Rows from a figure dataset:
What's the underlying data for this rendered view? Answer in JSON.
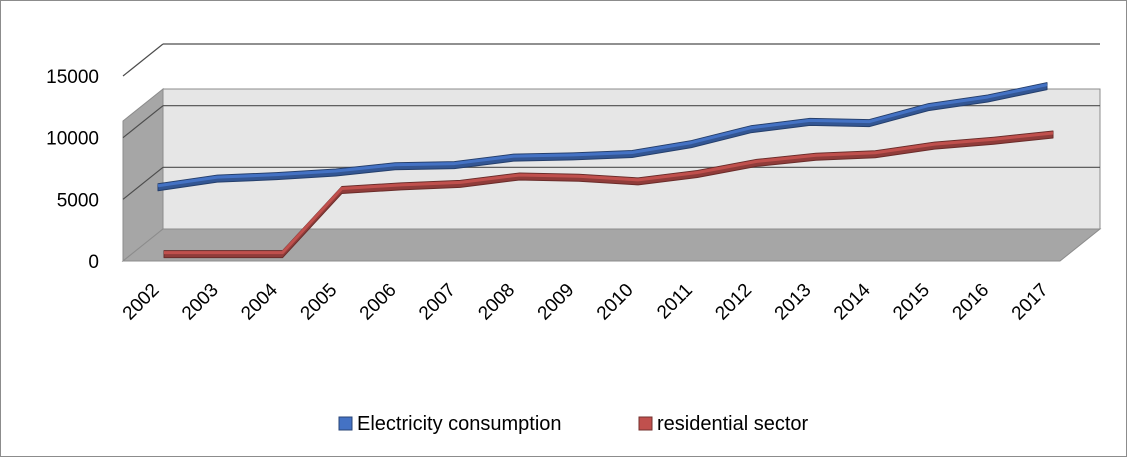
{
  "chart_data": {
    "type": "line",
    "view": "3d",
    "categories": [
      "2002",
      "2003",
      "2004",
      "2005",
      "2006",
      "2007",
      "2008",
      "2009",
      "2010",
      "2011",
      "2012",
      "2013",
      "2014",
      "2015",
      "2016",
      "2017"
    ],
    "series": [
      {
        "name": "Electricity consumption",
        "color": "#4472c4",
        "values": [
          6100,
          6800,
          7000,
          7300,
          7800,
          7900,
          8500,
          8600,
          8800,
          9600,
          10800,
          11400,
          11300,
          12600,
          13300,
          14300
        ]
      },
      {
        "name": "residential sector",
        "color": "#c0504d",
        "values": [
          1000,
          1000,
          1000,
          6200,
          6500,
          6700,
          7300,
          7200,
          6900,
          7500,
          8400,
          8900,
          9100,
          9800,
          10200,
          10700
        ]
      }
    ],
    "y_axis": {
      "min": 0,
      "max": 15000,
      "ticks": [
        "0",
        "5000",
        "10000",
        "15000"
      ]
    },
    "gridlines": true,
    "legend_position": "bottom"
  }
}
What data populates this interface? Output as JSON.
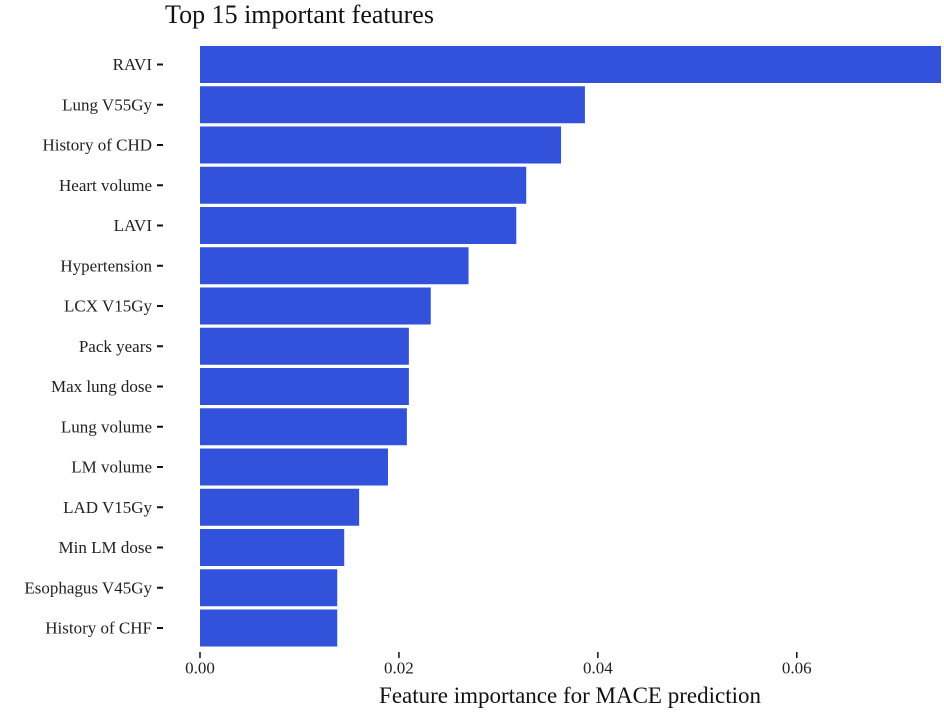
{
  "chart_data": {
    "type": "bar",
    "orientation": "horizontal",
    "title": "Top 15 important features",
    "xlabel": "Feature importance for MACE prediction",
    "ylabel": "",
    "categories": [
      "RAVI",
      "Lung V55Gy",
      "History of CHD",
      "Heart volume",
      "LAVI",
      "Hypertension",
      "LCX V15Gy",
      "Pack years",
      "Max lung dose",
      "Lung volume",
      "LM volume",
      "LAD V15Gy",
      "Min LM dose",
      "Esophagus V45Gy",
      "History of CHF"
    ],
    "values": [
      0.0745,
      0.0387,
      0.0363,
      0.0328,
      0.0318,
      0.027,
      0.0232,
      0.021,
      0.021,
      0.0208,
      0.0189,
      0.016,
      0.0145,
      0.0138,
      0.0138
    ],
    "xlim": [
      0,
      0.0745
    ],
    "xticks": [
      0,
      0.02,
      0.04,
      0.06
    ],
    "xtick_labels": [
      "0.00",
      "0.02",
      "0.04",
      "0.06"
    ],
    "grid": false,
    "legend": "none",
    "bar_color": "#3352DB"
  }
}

## Your goal
Every line of the material is to be quoted exactly, with no pictures carried over.

## Output of the task
What's the underlying data for this rendered view? Answer in JSON.
{
  "chart_data": {
    "type": "line",
    "view": "3d",
    "categories": [
      "2002",
      "2003",
      "2004",
      "2005",
      "2006",
      "2007",
      "2008",
      "2009",
      "2010",
      "2011",
      "2012",
      "2013",
      "2014",
      "2015",
      "2016",
      "2017"
    ],
    "series": [
      {
        "name": "Electricity consumption",
        "color": "#4472c4",
        "values": [
          6100,
          6800,
          7000,
          7300,
          7800,
          7900,
          8500,
          8600,
          8800,
          9600,
          10800,
          11400,
          11300,
          12600,
          13300,
          14300
        ]
      },
      {
        "name": "residential sector",
        "color": "#c0504d",
        "values": [
          1000,
          1000,
          1000,
          6200,
          6500,
          6700,
          7300,
          7200,
          6900,
          7500,
          8400,
          8900,
          9100,
          9800,
          10200,
          10700
        ]
      }
    ],
    "y_axis": {
      "min": 0,
      "max": 15000,
      "ticks": [
        "0",
        "5000",
        "10000",
        "15000"
      ]
    },
    "gridlines": true,
    "legend_position": "bottom"
  }
}
What data populates this interface? Output as JSON.
{
  "chart_data": {
    "type": "bar",
    "orientation": "horizontal",
    "title": "Top 15 important features",
    "xlabel": "Feature importance for MACE prediction",
    "ylabel": "",
    "categories": [
      "RAVI",
      "Lung V55Gy",
      "History of CHD",
      "Heart volume",
      "LAVI",
      "Hypertension",
      "LCX V15Gy",
      "Pack years",
      "Max lung dose",
      "Lung volume",
      "LM volume",
      "LAD V15Gy",
      "Min LM dose",
      "Esophagus V45Gy",
      "History of CHF"
    ],
    "values": [
      0.0745,
      0.0387,
      0.0363,
      0.0328,
      0.0318,
      0.027,
      0.0232,
      0.021,
      0.021,
      0.0208,
      0.0189,
      0.016,
      0.0145,
      0.0138,
      0.0138
    ],
    "xlim": [
      0,
      0.0745
    ],
    "xticks": [
      0,
      0.02,
      0.04,
      0.06
    ],
    "xtick_labels": [
      "0.00",
      "0.02",
      "0.04",
      "0.06"
    ],
    "grid": false,
    "legend": "none",
    "bar_color": "#3352DB"
  }
}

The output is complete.